*Text block*.
####################

Formally, what this convergence statement means is that the equation that you wrote down holds, namely that $$a(x) = \lim_{t \to 0} \int_{-\infty}^{\infty} a(x') K(x-x',t)\, dx'.$$

(Note also that in your first convoluton integral, there is a typo, as pointed out by Pacciu; the $dt$ there should be $dx'$.)

Now think about $K(x,t)$ as $t$ tends from $0$ to $\infty$: it flows from being a peak concentrated at $x = 0$ to a more-and-more shallow graph that spreads out over the whole $x$-axis. You should think of this as heat flowing from a point source at the origin and slowly spreading out over the whole axis. (Imagine blasting a point on a long steel beam with a blow torch for an instant, and then think about how the heat will diffuse along the beam.)

Now when you have initial conditions $a(x)$, this describes heat being applied at $t = 0$ not just at the point $x = 0$, but along the whole $x$-axis, according to the density $a(x)$. The convolution $a(x)*K(x,t)$ then describes how this heat has diffused through the line at time $t$; as sos440 writes in their answer, it is the superposition of the diffusion of the heat from each point $x$ that was present at time $t = 0$.

(If we took $a(x)$ to be $\delta(x)$, then we would be back at the situation of all the heat being initially concentrated at the single point $x = 0$; mathematically this corresponds to the formula $\delta(x)*K(x,t) = K(x,t)$ --- i.e. the $\delta$ function is the identity for convolution.)

####################

*Data section*.

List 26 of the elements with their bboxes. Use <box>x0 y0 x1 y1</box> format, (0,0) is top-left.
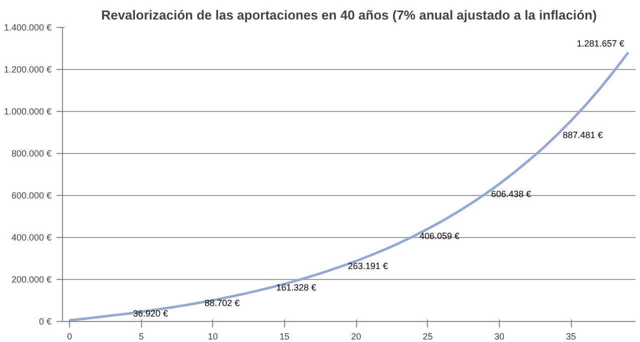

####################

*Required work*. Copy out the passage on heat diffusion above word for word, from "Now think about" up to and including "along the beam.)".

*Task answer*.
Now think about $K(x,t)$ as $t$ tends from $0$ to $\infty$: it flows from being a peak concentrated at $x = 0$ to a more-and-more shallow graph that spreads out over the whole $x$-axis. You should think of this as heat flowing from a point source at the origin and slowly spreading out over the whole axis. (Imagine blasting a point on a long steel beam with a blow torch for an instant, and then think about how the heat will diffuse along the beam.)